Leather versus Kydex Holsters: Which Are Best?

A quality holster is critical piece of equipment for carrying and using a pistol safely and effectively. A good holster will securely hold the pistol and support it in such a way that its user can easily acquire their shooting grip for a fast, clean draw.

Moreover, the holster itself, at least one used for any serious purpose, must be rugged and durable, able to withstand rough treatment and harsh conditions without failing or compromising its retention.

There is a numberless amount of holsters on the market: a model for every handgun, carried in any conceivable way, in all kinds of colors and made from one of several kinds of material.

It is the last factor, material, that will greatly determine the performance and wear characteristics of a given holster. With few exceptions, those materials are almost always leather or kydex.

Leather is the timeless and time-honored traditional material of holsters. “Gunleather” is a term that both describes belts, pouches and holsters as a category and also describes leather suitable for making such equipment.

Kydex is a modern, light and tough thermoplastic, moldable to any shape imaginable. Once molded, kydex retains its shape and retentive properties forever, impervious to moisture and wear, only vulnerable to extreme heat or breakage.

Both of these materials are synonymous with holsters, and both have advantages and die-hard, dedicated advocates. But is one really better than the other? Can there be room for both in a shooter’s drawer? In today’s article we will take a long look at both of these great holster-making materials and leave that decision up to you.

*Given material*
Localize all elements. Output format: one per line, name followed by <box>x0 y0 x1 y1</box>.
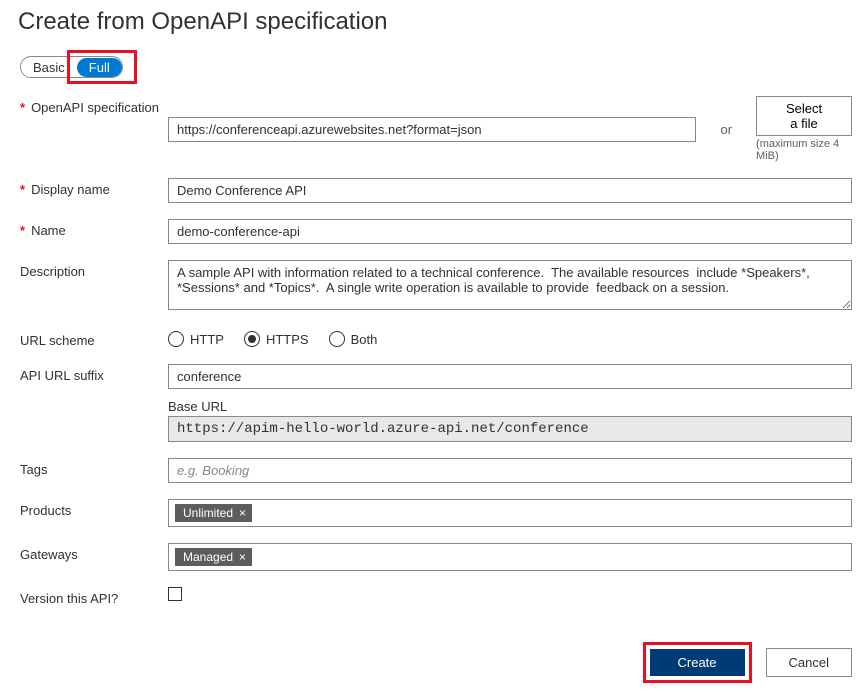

*Problem details*
Answer these questions from the holster article:
(a) With few exceptions, what two materials are holsters made from?
(b) What two things does the term "Gunleather" describe?
(c) Once molded, what is kydex still vulnerable to?

*Result for this task*
(a) Leather or kydex.
(b) Belts, pouches and holsters as a category, and leather suitable for making such equipment.
(c) Extreme heat or breakage.